> [TASK TO CARRY OUT]:
All records below must be retyped exactly.

> [DATA SHOWN]:
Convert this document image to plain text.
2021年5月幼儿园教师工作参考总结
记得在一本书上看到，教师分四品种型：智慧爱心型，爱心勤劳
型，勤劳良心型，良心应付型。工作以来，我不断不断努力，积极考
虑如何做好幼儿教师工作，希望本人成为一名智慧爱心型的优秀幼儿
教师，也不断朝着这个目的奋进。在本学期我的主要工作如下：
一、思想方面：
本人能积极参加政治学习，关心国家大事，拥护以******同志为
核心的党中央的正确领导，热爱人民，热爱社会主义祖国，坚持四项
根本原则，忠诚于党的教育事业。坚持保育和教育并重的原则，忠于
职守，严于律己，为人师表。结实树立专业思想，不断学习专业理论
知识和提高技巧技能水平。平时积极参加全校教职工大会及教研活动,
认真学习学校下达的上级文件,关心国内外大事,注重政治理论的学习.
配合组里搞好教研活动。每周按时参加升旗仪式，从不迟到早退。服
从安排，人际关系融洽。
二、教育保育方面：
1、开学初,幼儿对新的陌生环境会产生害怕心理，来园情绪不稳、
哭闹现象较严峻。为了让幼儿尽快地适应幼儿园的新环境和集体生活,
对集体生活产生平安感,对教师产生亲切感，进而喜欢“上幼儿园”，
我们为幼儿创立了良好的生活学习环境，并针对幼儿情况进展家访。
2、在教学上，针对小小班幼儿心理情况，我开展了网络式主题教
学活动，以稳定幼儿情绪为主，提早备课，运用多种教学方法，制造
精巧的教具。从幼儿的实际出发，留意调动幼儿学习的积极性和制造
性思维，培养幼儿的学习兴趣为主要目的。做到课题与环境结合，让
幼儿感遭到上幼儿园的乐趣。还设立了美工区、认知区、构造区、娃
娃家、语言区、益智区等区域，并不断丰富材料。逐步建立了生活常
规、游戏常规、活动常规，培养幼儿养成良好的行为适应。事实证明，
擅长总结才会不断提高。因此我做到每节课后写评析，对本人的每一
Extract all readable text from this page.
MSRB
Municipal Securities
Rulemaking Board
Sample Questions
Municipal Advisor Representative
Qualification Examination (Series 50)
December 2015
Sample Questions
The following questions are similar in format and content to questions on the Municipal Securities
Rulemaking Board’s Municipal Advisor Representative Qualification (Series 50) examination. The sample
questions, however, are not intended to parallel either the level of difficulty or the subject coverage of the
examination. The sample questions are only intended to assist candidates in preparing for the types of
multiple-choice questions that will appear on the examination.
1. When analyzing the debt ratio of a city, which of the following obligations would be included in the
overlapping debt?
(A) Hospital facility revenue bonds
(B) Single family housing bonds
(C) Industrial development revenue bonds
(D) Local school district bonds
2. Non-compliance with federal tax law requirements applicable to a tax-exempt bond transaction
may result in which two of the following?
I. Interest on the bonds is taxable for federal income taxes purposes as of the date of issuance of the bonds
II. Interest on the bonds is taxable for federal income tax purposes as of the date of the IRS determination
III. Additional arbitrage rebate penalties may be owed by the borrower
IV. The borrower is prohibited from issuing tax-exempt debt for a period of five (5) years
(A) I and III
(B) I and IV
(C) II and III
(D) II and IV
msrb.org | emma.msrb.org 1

> [EXERCISE ANSWER]:
Convert this document image to plain text.
2021年5月幼儿园教师工作参考总结
记得在一本书上看到，教师分四品种型：智慧爱心型，爱心勤劳
型，勤劳良心型，良心应付型。工作以来，我不断不断努力，积极考
虑如何做好幼儿教师工作，希望本人成为一名智慧爱心型的优秀幼儿
教师，也不断朝着这个目的奋进。在本学期我的主要工作如下：
一、思想方面：
本人能积极参加政治学习，关心国家大事，拥护以******同志为
核心的党中央的正确领导，热爱人民，热爱社会主义祖国，坚持四项
根本原则，忠诚于党的教育事业。坚持保育和教育并重的原则，忠于
职守，严于律己，为人师表。结实树立专业思想，不断学习专业理论
知识和提高技巧技能水平。平时积极参加全校教职工大会及教研活动,
认真学习学校下达的上级文件,关心国内外大事,注重政治理论的学习.
配合组里搞好教研活动。每周按时参加升旗仪式，从不迟到早退。服
从安排，人际关系融洽。
二、教育保育方面：
1、开学初,幼儿对新的陌生环境会产生害怕心理，来园情绪不稳、
哭闹现象较严峻。为了让幼儿尽快地适应幼儿园的新环境和集体生活,
对集体生活产生平安感,对教师产生亲切感，进而喜欢“上幼儿园”，
我们为幼儿创立了良好的生活学习环境，并针对幼儿情况进展家访。
2、在教学上，针对小小班幼儿心理情况，我开展了网络式主题教
学活动，以稳定幼儿情绪为主，提早备课，运用多种教学方法，制造
精巧的教具。从幼儿的实际出发，留意调动幼儿学习的积极性和制造
性思维，培养幼儿的学习兴趣为主要目的。做到课题与环境结合，让
幼儿感遭到上幼儿园的乐趣。还设立了美工区、认知区、构造区、娃
娃家、语言区、益智区等区域，并不断丰富材料。逐步建立了生活常
规、游戏常规、活动常规，培养幼儿养成良好的行为适应。事实证明，
擅长总结才会不断提高。因此我做到每节课后写评析，对本人的每一
Extract all readable text from this page.
MSRB
Municipal Securities
Rulemaking Board
Sample Questions
Municipal Advisor Representative
Qualification Examination (Series 50)
December 2015
Sample Questions
The following questions are similar in format and content to questions on the Municipal Securities
Rulemaking Board’s Municipal Advisor Representative Qualification (Series 50) examination. The sample
questions, however, are not intended to parallel either the level of difficulty or the subject coverage of the
examination. The sample questions are only intended to assist candidates in preparing for the types of
multiple-choice questions that will appear on the examination.
1. When analyzing the debt ratio of a city, which of the following obligations would be included in the
overlapping debt?
(A) Hospital facility revenue bonds
(B) Single family housing bonds
(C) Industrial development revenue bonds
(D) Local school district bonds
2. Non-compliance with federal tax law requirements applicable to a tax-exempt bond transaction
may result in which two of the following?
I. Interest on the bonds is taxable for federal income taxes purposes as of the date of issuance of the bonds
II. Interest on the bonds is taxable for federal income tax purposes as of the date of the IRS determination
III. Additional arbitrage rebate penalties may be owed by the borrower
IV. The borrower is prohibited from issuing tax-exempt debt for a period of five (5) years
(A) I and III
(B) I and IV
(C) II and III
(D) II and IV
msrb.org | emma.msrb.org 1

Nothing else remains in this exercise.